- [TASK DETAILS]
Repeat every record exactly, but keep images out of the copy.

Collected data
◇ ◇ ◇ ◇ ◇

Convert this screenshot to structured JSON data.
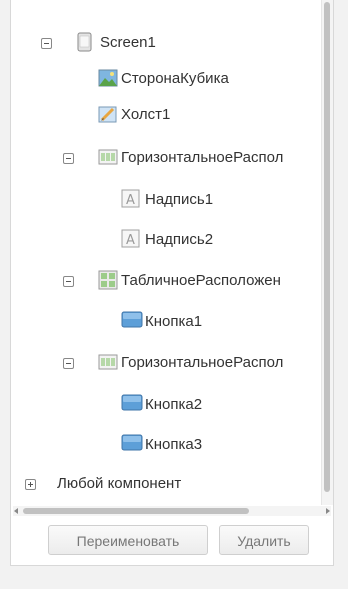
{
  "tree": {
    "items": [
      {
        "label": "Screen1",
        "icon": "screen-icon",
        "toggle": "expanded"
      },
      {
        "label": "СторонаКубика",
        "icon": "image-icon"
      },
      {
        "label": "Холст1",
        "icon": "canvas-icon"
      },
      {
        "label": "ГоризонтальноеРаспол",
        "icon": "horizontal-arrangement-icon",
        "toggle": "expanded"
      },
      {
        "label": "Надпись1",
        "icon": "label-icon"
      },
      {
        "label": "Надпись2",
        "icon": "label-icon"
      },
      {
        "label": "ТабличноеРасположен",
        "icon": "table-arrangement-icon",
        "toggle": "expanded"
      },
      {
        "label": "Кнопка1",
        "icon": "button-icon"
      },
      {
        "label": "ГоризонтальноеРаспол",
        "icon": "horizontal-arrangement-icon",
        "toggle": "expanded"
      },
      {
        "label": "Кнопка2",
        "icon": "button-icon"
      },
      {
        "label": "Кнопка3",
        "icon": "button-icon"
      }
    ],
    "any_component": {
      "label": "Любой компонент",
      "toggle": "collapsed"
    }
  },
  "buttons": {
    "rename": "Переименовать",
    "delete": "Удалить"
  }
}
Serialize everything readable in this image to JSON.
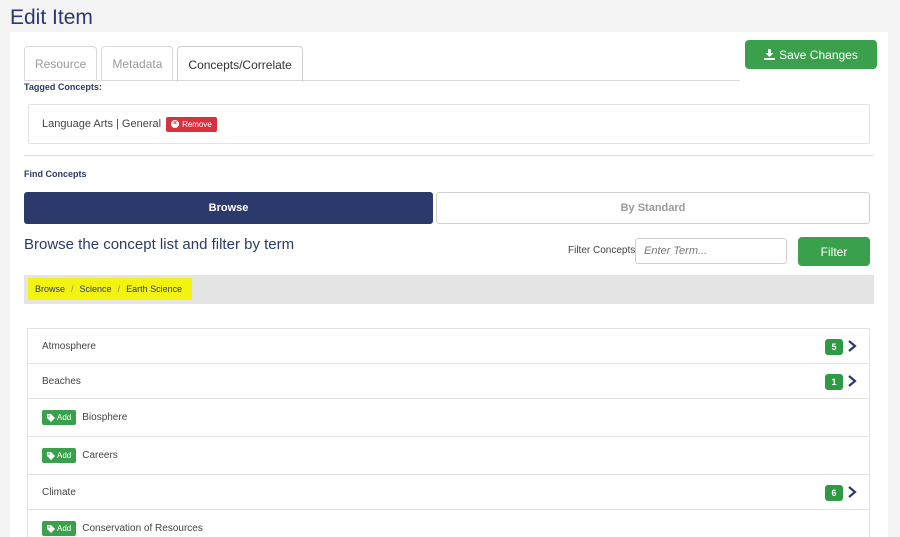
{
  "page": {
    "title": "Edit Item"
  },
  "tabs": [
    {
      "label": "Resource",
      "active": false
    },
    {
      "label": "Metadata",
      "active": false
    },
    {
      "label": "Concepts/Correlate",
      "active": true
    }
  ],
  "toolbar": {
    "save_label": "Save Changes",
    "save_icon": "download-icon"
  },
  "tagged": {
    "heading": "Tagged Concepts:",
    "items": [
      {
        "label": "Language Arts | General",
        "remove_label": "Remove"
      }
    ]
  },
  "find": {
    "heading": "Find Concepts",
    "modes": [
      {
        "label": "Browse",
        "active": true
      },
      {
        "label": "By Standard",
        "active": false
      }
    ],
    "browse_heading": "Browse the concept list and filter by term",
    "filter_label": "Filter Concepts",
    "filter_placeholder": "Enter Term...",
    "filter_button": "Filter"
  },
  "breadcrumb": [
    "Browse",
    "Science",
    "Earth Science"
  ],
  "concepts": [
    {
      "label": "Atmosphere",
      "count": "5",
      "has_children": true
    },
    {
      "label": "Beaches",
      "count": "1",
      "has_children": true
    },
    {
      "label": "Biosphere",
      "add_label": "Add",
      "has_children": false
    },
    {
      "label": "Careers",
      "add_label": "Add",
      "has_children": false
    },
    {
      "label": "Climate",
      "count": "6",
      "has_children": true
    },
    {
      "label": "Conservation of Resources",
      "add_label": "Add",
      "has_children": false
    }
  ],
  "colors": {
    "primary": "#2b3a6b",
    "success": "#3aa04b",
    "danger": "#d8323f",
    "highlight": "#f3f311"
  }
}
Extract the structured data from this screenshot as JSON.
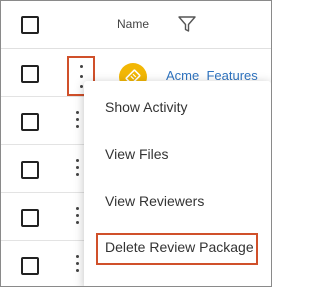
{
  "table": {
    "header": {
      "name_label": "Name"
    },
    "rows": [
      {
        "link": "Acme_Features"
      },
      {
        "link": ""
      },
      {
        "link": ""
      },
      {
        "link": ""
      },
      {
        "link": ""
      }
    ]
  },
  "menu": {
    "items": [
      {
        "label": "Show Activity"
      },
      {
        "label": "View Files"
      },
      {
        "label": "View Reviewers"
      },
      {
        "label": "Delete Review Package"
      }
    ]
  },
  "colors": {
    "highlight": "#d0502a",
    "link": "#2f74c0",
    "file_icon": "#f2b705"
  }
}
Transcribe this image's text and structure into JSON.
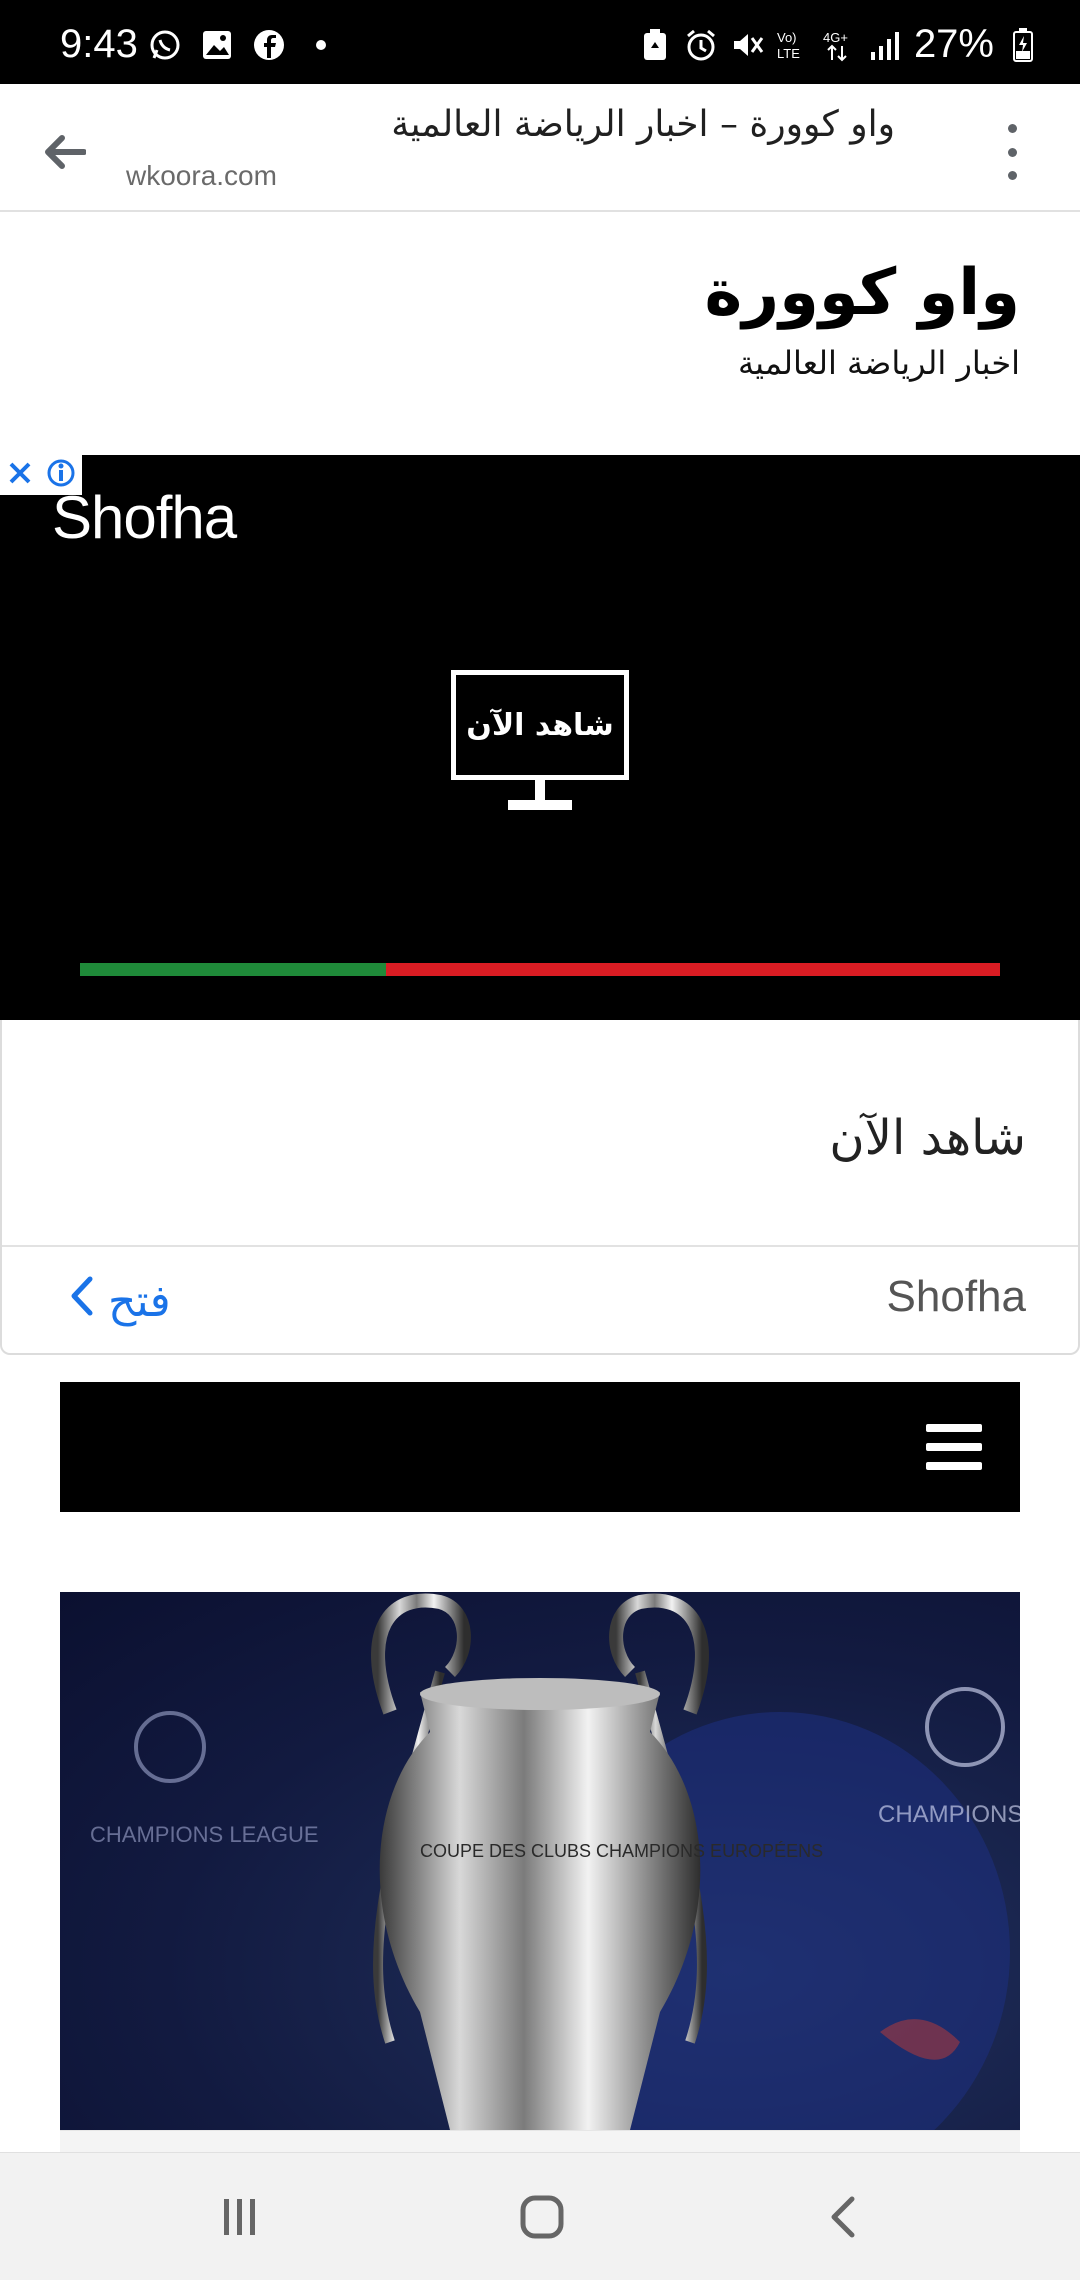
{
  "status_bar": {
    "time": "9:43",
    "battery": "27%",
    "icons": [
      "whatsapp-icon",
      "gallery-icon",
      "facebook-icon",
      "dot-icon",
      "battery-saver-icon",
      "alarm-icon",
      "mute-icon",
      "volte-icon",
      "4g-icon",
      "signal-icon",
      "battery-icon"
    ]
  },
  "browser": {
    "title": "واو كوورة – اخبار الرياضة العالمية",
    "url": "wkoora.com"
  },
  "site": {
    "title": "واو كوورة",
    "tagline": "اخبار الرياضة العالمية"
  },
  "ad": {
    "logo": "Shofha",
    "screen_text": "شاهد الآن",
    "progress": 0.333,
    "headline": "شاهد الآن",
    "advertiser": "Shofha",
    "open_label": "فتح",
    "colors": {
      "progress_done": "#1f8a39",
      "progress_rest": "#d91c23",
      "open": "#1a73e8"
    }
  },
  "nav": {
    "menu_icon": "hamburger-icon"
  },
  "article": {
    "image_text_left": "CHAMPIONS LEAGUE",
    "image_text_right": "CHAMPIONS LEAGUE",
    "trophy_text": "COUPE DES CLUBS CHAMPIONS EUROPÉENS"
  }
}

◇ ◇ ◇ ◇ ◇

- [COMPLETED EXERCISE]
Convert this screenshot to structured JSON data.
{
  "tree": {
    "items": [
      {
        "label": "Screen1",
        "icon": "screen-icon",
        "toggle": "expanded"
      },
      {
        "label": "СторонаКубика",
        "icon": "image-icon"
      },
      {
        "label": "Холст1",
        "icon": "canvas-icon"
      },
      {
        "label": "ГоризонтальноеРаспол",
        "icon": "horizontal-arrangement-icon",
        "toggle": "expanded"
      },
      {
        "label": "Надпись1",
        "icon": "label-icon"
      },
      {
        "label": "Надпись2",
        "icon": "label-icon"
      },
      {
        "label": "ТабличноеРасположен",
        "icon": "table-arrangement-icon",
        "toggle": "expanded"
      },
      {
        "label": "Кнопка1",
        "icon": "button-icon"
      },
      {
        "label": "ГоризонтальноеРаспол",
        "icon": "horizontal-arrangement-icon",
        "toggle": "expanded"
      },
      {
        "label": "Кнопка2",
        "icon": "button-icon"
      },
      {
        "label": "Кнопка3",
        "icon": "button-icon"
      }
    ],
    "any_component": {
      "label": "Любой компонент",
      "toggle": "collapsed"
    }
  },
  "buttons": {
    "rename": "Переименовать",
    "delete": "Удалить"
  }
}
Serialize everything readable in this image to JSON.
{
  "page": {
    "title": "Edit Item"
  },
  "tabs": [
    {
      "label": "Resource",
      "active": false
    },
    {
      "label": "Metadata",
      "active": false
    },
    {
      "label": "Concepts/Correlate",
      "active": true
    }
  ],
  "toolbar": {
    "save_label": "Save Changes",
    "save_icon": "download-icon"
  },
  "tagged": {
    "heading": "Tagged Concepts:",
    "items": [
      {
        "label": "Language Arts | General",
        "remove_label": "Remove"
      }
    ]
  },
  "find": {
    "heading": "Find Concepts",
    "modes": [
      {
        "label": "Browse",
        "active": true
      },
      {
        "label": "By Standard",
        "active": false
      }
    ],
    "browse_heading": "Browse the concept list and filter by term",
    "filter_label": "Filter Concepts",
    "filter_placeholder": "Enter Term...",
    "filter_button": "Filter"
  },
  "breadcrumb": [
    "Browse",
    "Science",
    "Earth Science"
  ],
  "concepts": [
    {
      "label": "Atmosphere",
      "count": "5",
      "has_children": true
    },
    {
      "label": "Beaches",
      "count": "1",
      "has_children": true
    },
    {
      "label": "Biosphere",
      "add_label": "Add",
      "has_children": false
    },
    {
      "label": "Careers",
      "add_label": "Add",
      "has_children": false
    },
    {
      "label": "Climate",
      "count": "6",
      "has_children": true
    },
    {
      "label": "Conservation of Resources",
      "add_label": "Add",
      "has_children": false
    }
  ],
  "colors": {
    "primary": "#2b3a6b",
    "success": "#3aa04b",
    "danger": "#d8323f",
    "highlight": "#f3f311"
  }
}
Extract the structured data from this screenshot as JSON.
{
  "table": {
    "header": {
      "name_label": "Name"
    },
    "rows": [
      {
        "link": "Acme_Features"
      },
      {
        "link": ""
      },
      {
        "link": ""
      },
      {
        "link": ""
      },
      {
        "link": ""
      }
    ]
  },
  "menu": {
    "items": [
      {
        "label": "Show Activity"
      },
      {
        "label": "View Files"
      },
      {
        "label": "View Reviewers"
      },
      {
        "label": "Delete Review Package"
      }
    ]
  },
  "colors": {
    "highlight": "#d0502a",
    "link": "#2f74c0",
    "file_icon": "#f2b705"
  }
}
Transcribe this image's text and structure into JSON.
{
  "status_bar": {
    "time": "9:43",
    "battery": "27%",
    "icons": [
      "whatsapp-icon",
      "gallery-icon",
      "facebook-icon",
      "dot-icon",
      "battery-saver-icon",
      "alarm-icon",
      "mute-icon",
      "volte-icon",
      "4g-icon",
      "signal-icon",
      "battery-icon"
    ]
  },
  "browser": {
    "title": "واو كوورة – اخبار الرياضة العالمية",
    "url": "wkoora.com"
  },
  "site": {
    "title": "واو كوورة",
    "tagline": "اخبار الرياضة العالمية"
  },
  "ad": {
    "logo": "Shofha",
    "screen_text": "شاهد الآن",
    "progress": 0.333,
    "headline": "شاهد الآن",
    "advertiser": "Shofha",
    "open_label": "فتح",
    "colors": {
      "progress_done": "#1f8a39",
      "progress_rest": "#d91c23",
      "open": "#1a73e8"
    }
  },
  "nav": {
    "menu_icon": "hamburger-icon"
  },
  "article": {
    "image_text_left": "CHAMPIONS LEAGUE",
    "image_text_right": "CHAMPIONS LEAGUE",
    "trophy_text": "COUPE DES CLUBS CHAMPIONS EUROPÉENS"
  }
}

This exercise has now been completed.